THE DATA =>
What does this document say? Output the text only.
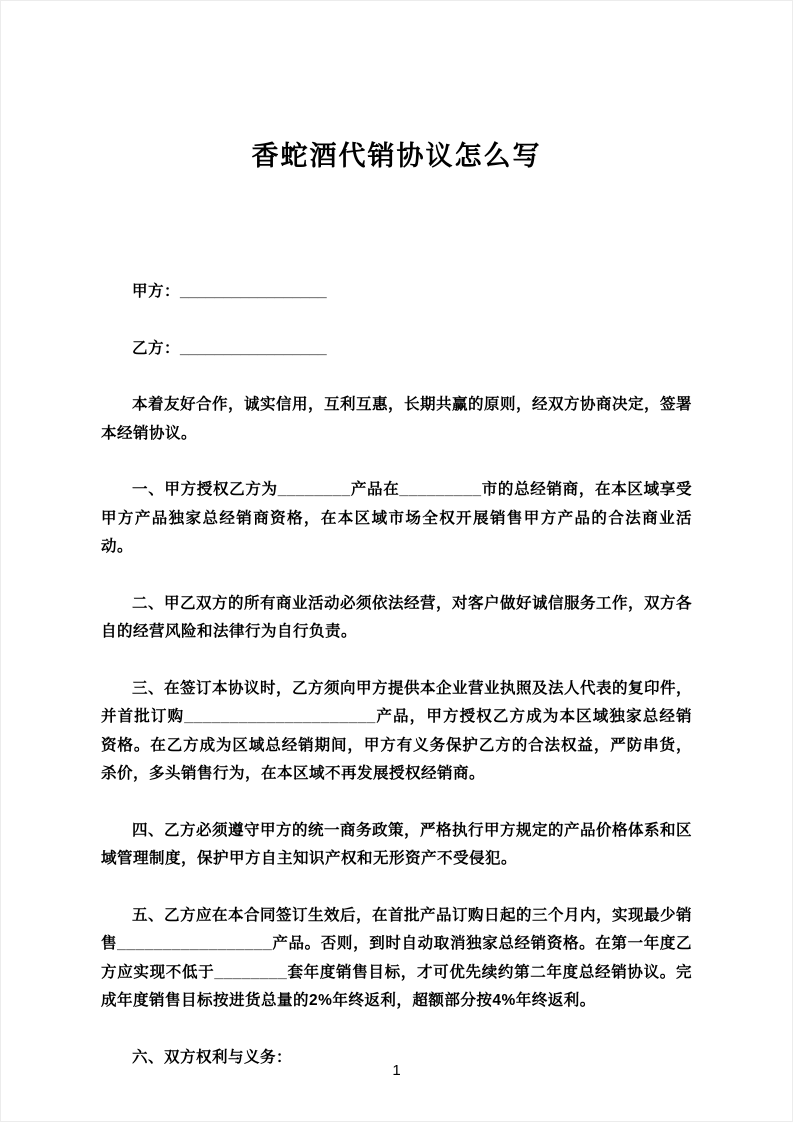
香蛇酒代销协议怎么写

甲方：_________________

乙方：_________________

本着友好合作，诚实信用，互利互惠，长期共赢的原则，经双方协商决定，签署本经销协议。

一、甲方授权乙方为________产品在_________市的总经销商，在本区域享受甲方产品独家总经销商资格，在本区域市场全权开展销售甲方产品的合法商业活动。

二、甲乙双方的所有商业活动必须依法经营，对客户做好诚信服务工作，双方各自的经营风险和法律行为自行负责。

三、在签订本协议时，乙方须向甲方提供本企业营业执照及法人代表的复印件，并首批订购_____________________产品，甲方授权乙方成为本区域独家总经销资格。在乙方成为区域总经销期间，甲方有义务保护乙方的合法权益，严防串货，杀价，多头销售行为，在本区域不再发展授权经销商。

四、乙方必须遵守甲方的统一商务政策，严格执行甲方规定的产品价格体系和区域管理制度，保护甲方自主知识产权和无形资产不受侵犯。

五、乙方应在本合同签订生效后，在首批产品订购日起的三个月内，实现最少销售_________________产品。否则，到时自动取消独家总经销资格。在第一年度乙方应实现不低于________套年度销售目标，才可优先续约第二年度总经销协议。完成年度销售目标按进货总量的2%年终返利，超额部分按4%年终返利。

六、双方权利与义务：

1
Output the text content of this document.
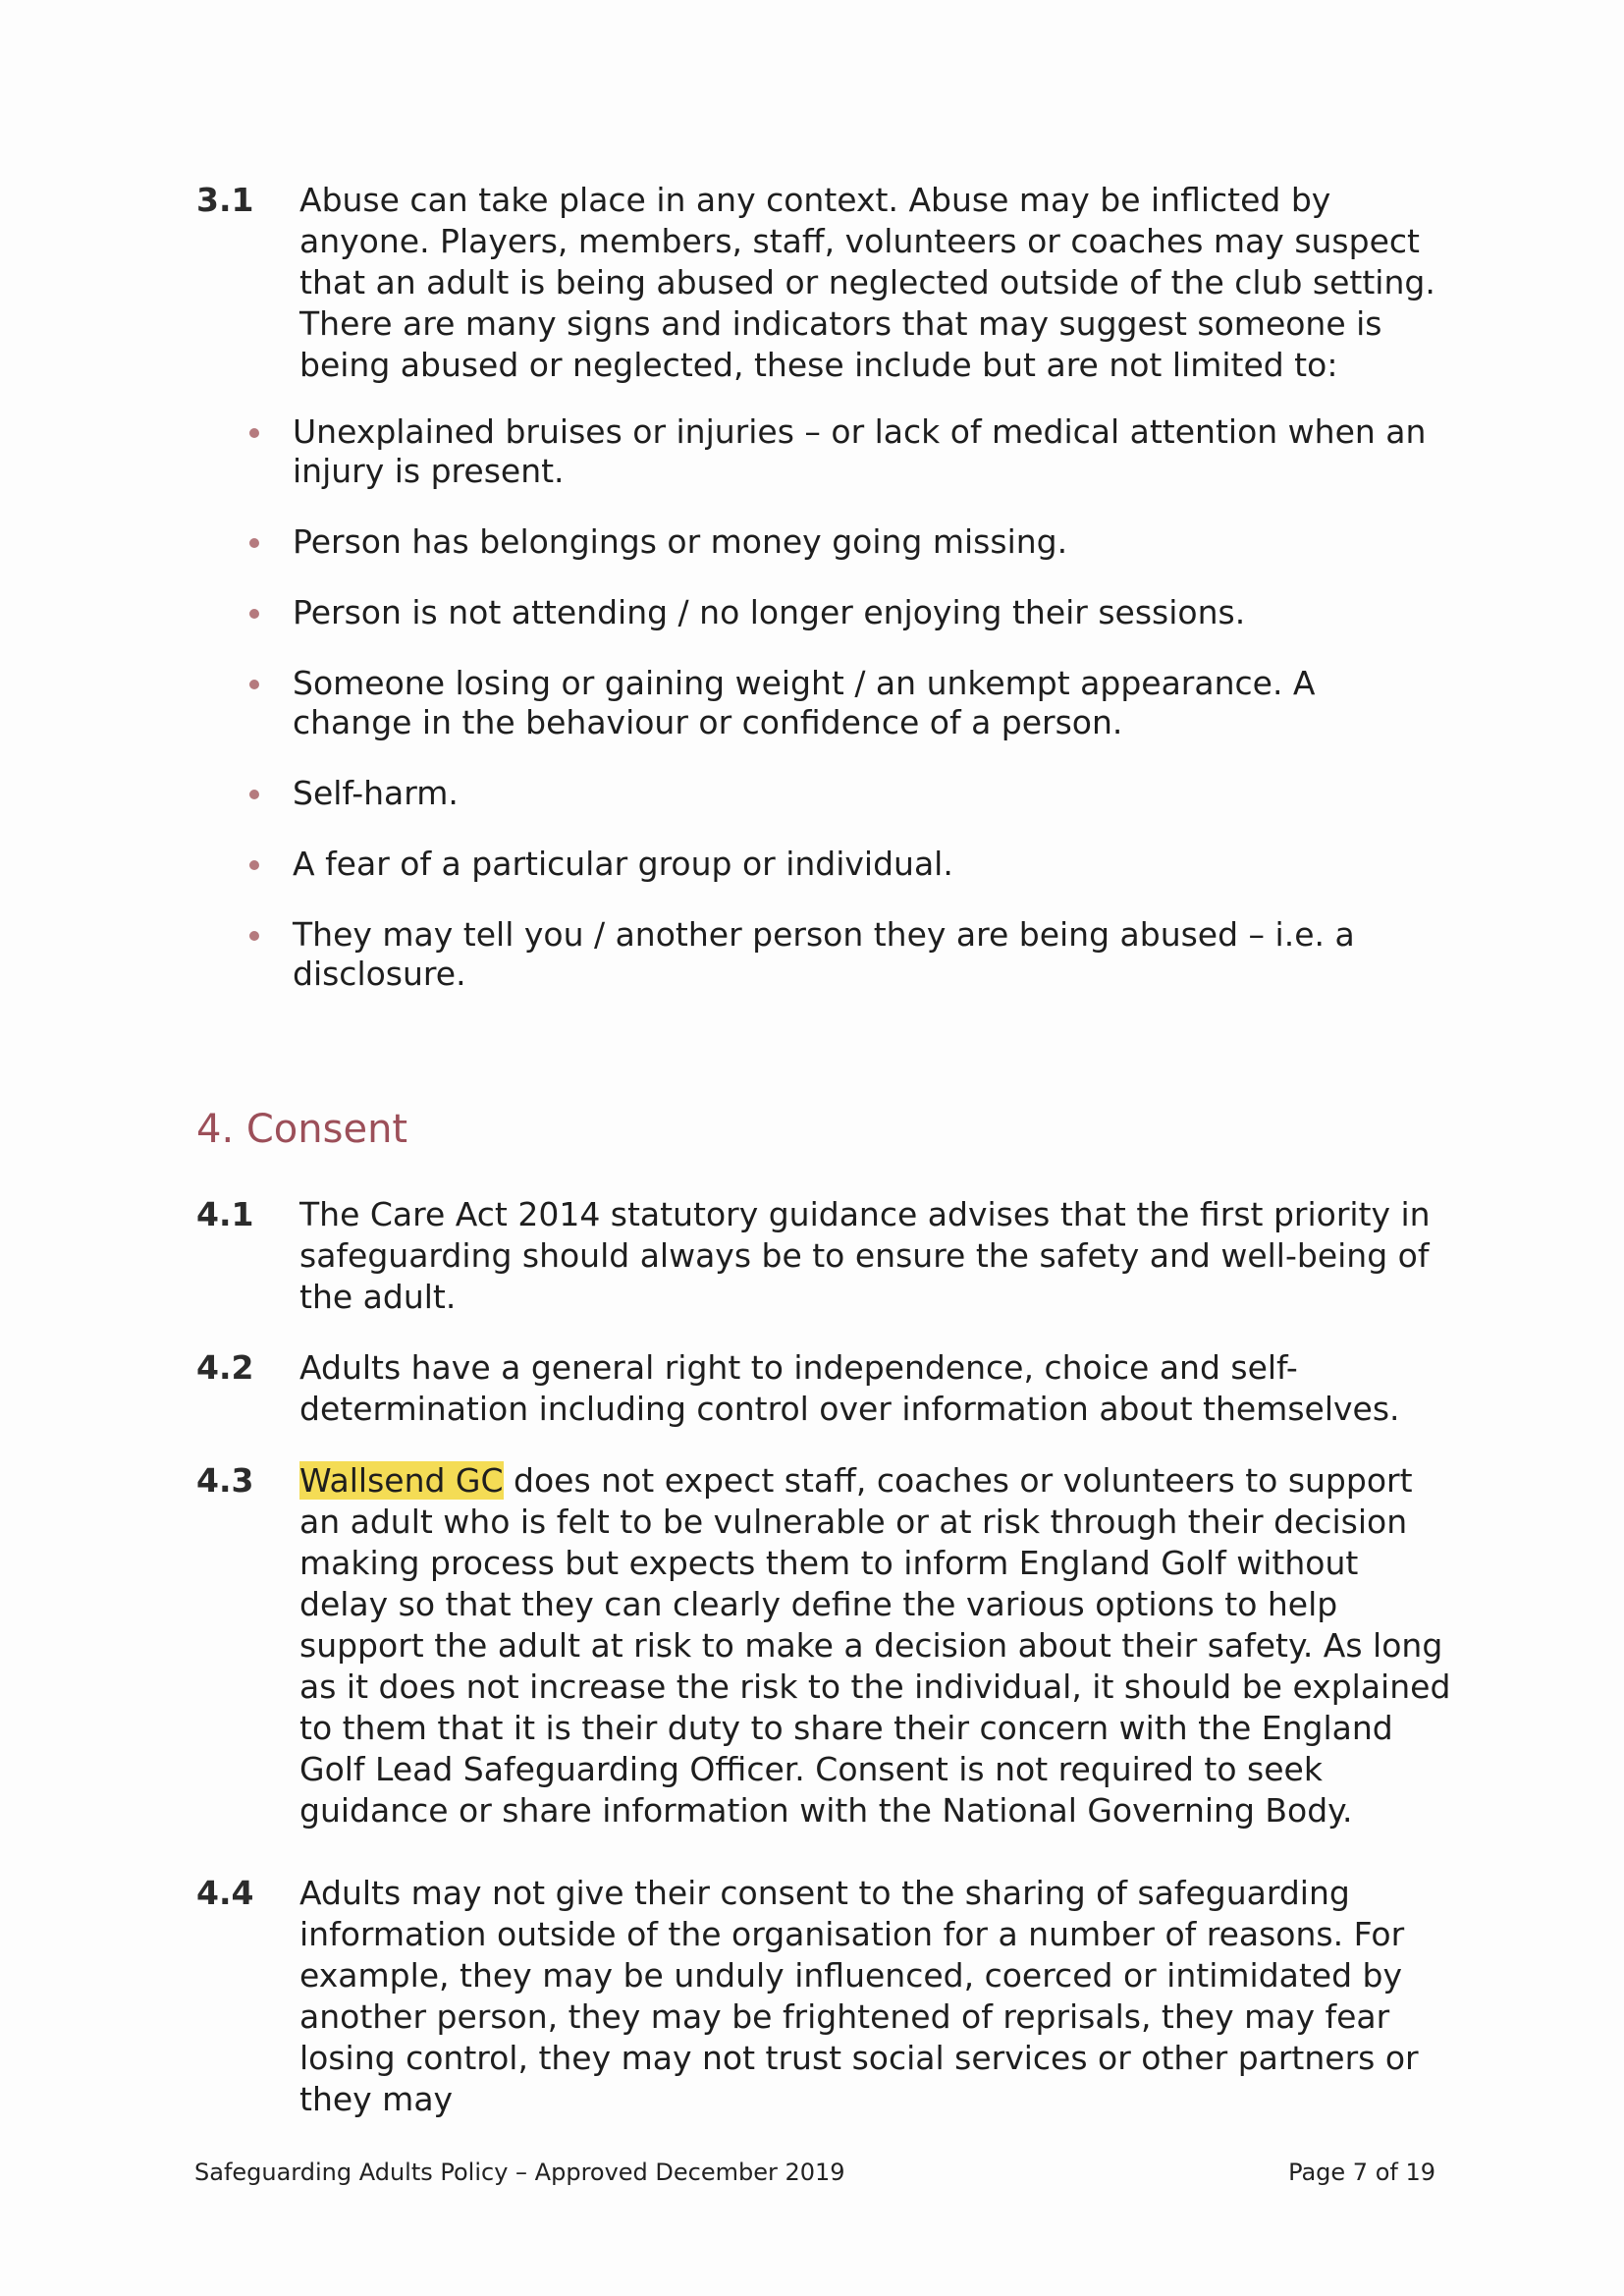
3.1 Abuse can take place in any context. Abuse may be inflicted by anyone. Players, members, staff, volunteers or coaches may suspect that an adult is being abused or neglected outside of the club setting. There are many signs and indicators that may suggest someone is being abused or neglected, these include but are not limited to:
Unexplained bruises or injuries – or lack of medical attention when an injury is present.
Person has belongings or money going missing.
Person is not attending / no longer enjoying their sessions.
Someone losing or gaining weight / an unkempt appearance. A change in the behaviour or confidence of a person.
Self-harm.
A fear of a particular group or individual.
They may tell you / another person they are being abused – i.e. a disclosure.
4. Consent
4.1 The Care Act 2014 statutory guidance advises that the first priority in safeguarding should always be to ensure the safety and well-being of the adult.
4.2 Adults have a general right to independence, choice and self-determination including control over information about themselves.
4.3 Wallsend GC does not expect staff, coaches or volunteers to support an adult who is felt to be vulnerable or at risk through their decision making process but expects them to inform England Golf without delay so that they can clearly define the various options to help support the adult at risk to make a decision about their safety. As long as it does not increase the risk to the individual, it should be explained to them that it is their duty to share their concern with the England Golf Lead Safeguarding Officer. Consent is not required to seek guidance or share information with the National Governing Body.
4.4 Adults may not give their consent to the sharing of safeguarding information outside of the organisation for a number of reasons. For example, they may be unduly influenced, coerced or intimidated by another person, they may be frightened of reprisals, they may fear losing control, they may not trust social services or other partners or they may
Safeguarding Adults Policy – Approved December 2019	Page 7 of 19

PROBLEM TO SOLVE => Output the span from the line with "Output the text content of this document." through the last line of the data, inclusive and exact, and omit every picture.

PROBLEM SOLUTION =>
Output the text content of this document.
3.1 Abuse can take place in any context. Abuse may be inflicted by anyone. Players, members, staff, volunteers or coaches may suspect that an adult is being abused or neglected outside of the club setting. There are many signs and indicators that may suggest someone is being abused or neglected, these include but are not limited to:
Unexplained bruises or injuries – or lack of medical attention when an injury is present.
Person has belongings or money going missing.
Person is not attending / no longer enjoying their sessions.
Someone losing or gaining weight / an unkempt appearance. A change in the behaviour or confidence of a person.
Self-harm.
A fear of a particular group or individual.
They may tell you / another person they are being abused – i.e. a disclosure.
4. Consent
4.1 The Care Act 2014 statutory guidance advises that the first priority in safeguarding should always be to ensure the safety and well-being of the adult.
4.2 Adults have a general right to independence, choice and self-determination including control over information about themselves.
4.3 Wallsend GC does not expect staff, coaches or volunteers to support an adult who is felt to be vulnerable or at risk through their decision making process but expects them to inform England Golf without delay so that they can clearly define the various options to help support the adult at risk to make a decision about their safety. As long as it does not increase the risk to the individual, it should be explained to them that it is their duty to share their concern with the England Golf Lead Safeguarding Officer. Consent is not required to seek guidance or share information with the National Governing Body.
4.4 Adults may not give their consent to the sharing of safeguarding information outside of the organisation for a number of reasons. For example, they may be unduly influenced, coerced or intimidated by another person, they may be frightened of reprisals, they may fear losing control, they may not trust social services or other partners or they may
Safeguarding Adults Policy – Approved December 2019	Page 7 of 19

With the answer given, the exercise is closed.